Every line of the material below should be repeated exactly.

● Figure contents as structured data:
****

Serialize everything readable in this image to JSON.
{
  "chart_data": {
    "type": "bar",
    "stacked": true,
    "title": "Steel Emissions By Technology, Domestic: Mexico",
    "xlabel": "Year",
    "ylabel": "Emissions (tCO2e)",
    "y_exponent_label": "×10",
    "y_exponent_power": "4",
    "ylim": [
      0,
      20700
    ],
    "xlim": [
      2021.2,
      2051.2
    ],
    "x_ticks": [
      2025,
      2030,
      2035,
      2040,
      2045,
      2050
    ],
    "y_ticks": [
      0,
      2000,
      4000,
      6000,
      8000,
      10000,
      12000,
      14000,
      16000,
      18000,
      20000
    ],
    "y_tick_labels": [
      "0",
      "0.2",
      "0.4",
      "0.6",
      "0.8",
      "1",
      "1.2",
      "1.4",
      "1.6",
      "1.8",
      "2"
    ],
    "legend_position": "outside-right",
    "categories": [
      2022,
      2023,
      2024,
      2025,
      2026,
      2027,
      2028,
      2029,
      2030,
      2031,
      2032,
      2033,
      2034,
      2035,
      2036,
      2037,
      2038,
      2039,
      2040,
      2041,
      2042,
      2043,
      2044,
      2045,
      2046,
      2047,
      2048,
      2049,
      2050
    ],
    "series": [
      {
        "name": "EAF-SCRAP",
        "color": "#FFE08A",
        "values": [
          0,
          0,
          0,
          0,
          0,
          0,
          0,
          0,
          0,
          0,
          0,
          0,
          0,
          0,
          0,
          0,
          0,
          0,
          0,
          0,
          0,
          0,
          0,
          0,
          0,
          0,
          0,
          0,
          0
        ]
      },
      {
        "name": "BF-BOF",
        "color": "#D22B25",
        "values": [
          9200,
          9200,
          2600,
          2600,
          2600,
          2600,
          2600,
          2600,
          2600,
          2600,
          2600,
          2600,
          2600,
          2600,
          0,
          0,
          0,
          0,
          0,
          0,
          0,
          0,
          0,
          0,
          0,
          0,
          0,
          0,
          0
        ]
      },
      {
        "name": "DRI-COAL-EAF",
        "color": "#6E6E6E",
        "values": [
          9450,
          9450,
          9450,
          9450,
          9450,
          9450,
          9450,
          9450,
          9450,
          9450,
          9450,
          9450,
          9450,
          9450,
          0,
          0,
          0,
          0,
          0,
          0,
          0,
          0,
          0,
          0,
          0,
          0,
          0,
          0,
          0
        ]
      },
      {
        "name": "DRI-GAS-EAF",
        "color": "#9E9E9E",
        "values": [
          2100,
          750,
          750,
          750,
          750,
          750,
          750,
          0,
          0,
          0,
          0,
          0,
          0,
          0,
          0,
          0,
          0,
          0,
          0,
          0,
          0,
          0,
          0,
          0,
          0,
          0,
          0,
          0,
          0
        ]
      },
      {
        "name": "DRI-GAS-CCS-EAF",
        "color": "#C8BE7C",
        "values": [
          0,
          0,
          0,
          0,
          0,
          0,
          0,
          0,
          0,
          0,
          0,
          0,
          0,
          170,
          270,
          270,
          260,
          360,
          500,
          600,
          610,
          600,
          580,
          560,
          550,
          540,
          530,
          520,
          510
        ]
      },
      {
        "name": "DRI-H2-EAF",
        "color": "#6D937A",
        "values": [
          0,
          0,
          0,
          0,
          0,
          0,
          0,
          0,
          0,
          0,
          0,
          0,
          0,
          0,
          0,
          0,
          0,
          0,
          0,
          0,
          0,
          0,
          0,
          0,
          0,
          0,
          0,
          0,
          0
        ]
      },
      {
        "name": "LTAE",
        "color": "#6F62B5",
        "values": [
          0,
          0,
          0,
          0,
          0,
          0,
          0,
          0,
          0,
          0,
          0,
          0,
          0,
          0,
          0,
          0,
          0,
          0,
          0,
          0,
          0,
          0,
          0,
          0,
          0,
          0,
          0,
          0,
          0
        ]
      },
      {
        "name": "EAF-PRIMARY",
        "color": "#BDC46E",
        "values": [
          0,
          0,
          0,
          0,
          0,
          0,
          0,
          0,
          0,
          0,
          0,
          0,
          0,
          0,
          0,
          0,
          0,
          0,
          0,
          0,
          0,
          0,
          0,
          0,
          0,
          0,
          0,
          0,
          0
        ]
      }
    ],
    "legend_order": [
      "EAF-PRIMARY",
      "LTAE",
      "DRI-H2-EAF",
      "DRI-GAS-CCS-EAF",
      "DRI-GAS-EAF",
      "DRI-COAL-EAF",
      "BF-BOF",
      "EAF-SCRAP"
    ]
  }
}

****

● Final result:
Serialize everything readable in this image to JSON.
{
  "chart_data": {
    "type": "bar",
    "stacked": true,
    "title": "Steel Emissions By Technology, Domestic: Mexico",
    "xlabel": "Year",
    "ylabel": "Emissions (tCO2e)",
    "y_exponent_label": "×10",
    "y_exponent_power": "4",
    "ylim": [
      0,
      20700
    ],
    "xlim": [
      2021.2,
      2051.2
    ],
    "x_ticks": [
      2025,
      2030,
      2035,
      2040,
      2045,
      2050
    ],
    "y_ticks": [
      0,
      2000,
      4000,
      6000,
      8000,
      10000,
      12000,
      14000,
      16000,
      18000,
      20000
    ],
    "y_tick_labels": [
      "0",
      "0.2",
      "0.4",
      "0.6",
      "0.8",
      "1",
      "1.2",
      "1.4",
      "1.6",
      "1.8",
      "2"
    ],
    "legend_position": "outside-right",
    "categories": [
      2022,
      2023,
      2024,
      2025,
      2026,
      2027,
      2028,
      2029,
      2030,
      2031,
      2032,
      2033,
      2034,
      2035,
      2036,
      2037,
      2038,
      2039,
      2040,
      2041,
      2042,
      2043,
      2044,
      2045,
      2046,
      2047,
      2048,
      2049,
      2050
    ],
    "series": [
      {
        "name": "EAF-SCRAP",
        "color": "#FFE08A",
        "values": [
          0,
          0,
          0,
          0,
          0,
          0,
          0,
          0,
          0,
          0,
          0,
          0,
          0,
          0,
          0,
          0,
          0,
          0,
          0,
          0,
          0,
          0,
          0,
          0,
          0,
          0,
          0,
          0,
          0
        ]
      },
      {
        "name": "BF-BOF",
        "color": "#D22B25",
        "values": [
          9200,
          9200,
          2600,
          2600,
          2600,
          2600,
          2600,
          2600,
          2600,
          2600,
          2600,
          2600,
          2600,
          2600,
          0,
          0,
          0,
          0,
          0,
          0,
          0,
          0,
          0,
          0,
          0,
          0,
          0,
          0,
          0
        ]
      },
      {
        "name": "DRI-COAL-EAF",
        "color": "#6E6E6E",
        "values": [
          9450,
          9450,
          9450,
          9450,
          9450,
          9450,
          9450,
          9450,
          9450,
          9450,
          9450,
          9450,
          9450,
          9450,
          0,
          0,
          0,
          0,
          0,
          0,
          0,
          0,
          0,
          0,
          0,
          0,
          0,
          0,
          0
        ]
      },
      {
        "name": "DRI-GAS-EAF",
        "color": "#9E9E9E",
        "values": [
          2100,
          750,
          750,
          750,
          750,
          750,
          750,
          0,
          0,
          0,
          0,
          0,
          0,
          0,
          0,
          0,
          0,
          0,
          0,
          0,
          0,
          0,
          0,
          0,
          0,
          0,
          0,
          0,
          0
        ]
      },
      {
        "name": "DRI-GAS-CCS-EAF",
        "color": "#C8BE7C",
        "values": [
          0,
          0,
          0,
          0,
          0,
          0,
          0,
          0,
          0,
          0,
          0,
          0,
          0,
          170,
          270,
          270,
          260,
          360,
          500,
          600,
          610,
          600,
          580,
          560,
          550,
          540,
          530,
          520,
          510
        ]
      },
      {
        "name": "DRI-H2-EAF",
        "color": "#6D937A",
        "values": [
          0,
          0,
          0,
          0,
          0,
          0,
          0,
          0,
          0,
          0,
          0,
          0,
          0,
          0,
          0,
          0,
          0,
          0,
          0,
          0,
          0,
          0,
          0,
          0,
          0,
          0,
          0,
          0,
          0
        ]
      },
      {
        "name": "LTAE",
        "color": "#6F62B5",
        "values": [
          0,
          0,
          0,
          0,
          0,
          0,
          0,
          0,
          0,
          0,
          0,
          0,
          0,
          0,
          0,
          0,
          0,
          0,
          0,
          0,
          0,
          0,
          0,
          0,
          0,
          0,
          0,
          0,
          0
        ]
      },
      {
        "name": "EAF-PRIMARY",
        "color": "#BDC46E",
        "values": [
          0,
          0,
          0,
          0,
          0,
          0,
          0,
          0,
          0,
          0,
          0,
          0,
          0,
          0,
          0,
          0,
          0,
          0,
          0,
          0,
          0,
          0,
          0,
          0,
          0,
          0,
          0,
          0,
          0
        ]
      }
    ],
    "legend_order": [
      "EAF-PRIMARY",
      "LTAE",
      "DRI-H2-EAF",
      "DRI-GAS-CCS-EAF",
      "DRI-GAS-EAF",
      "DRI-COAL-EAF",
      "BF-BOF",
      "EAF-SCRAP"
    ]
  }
}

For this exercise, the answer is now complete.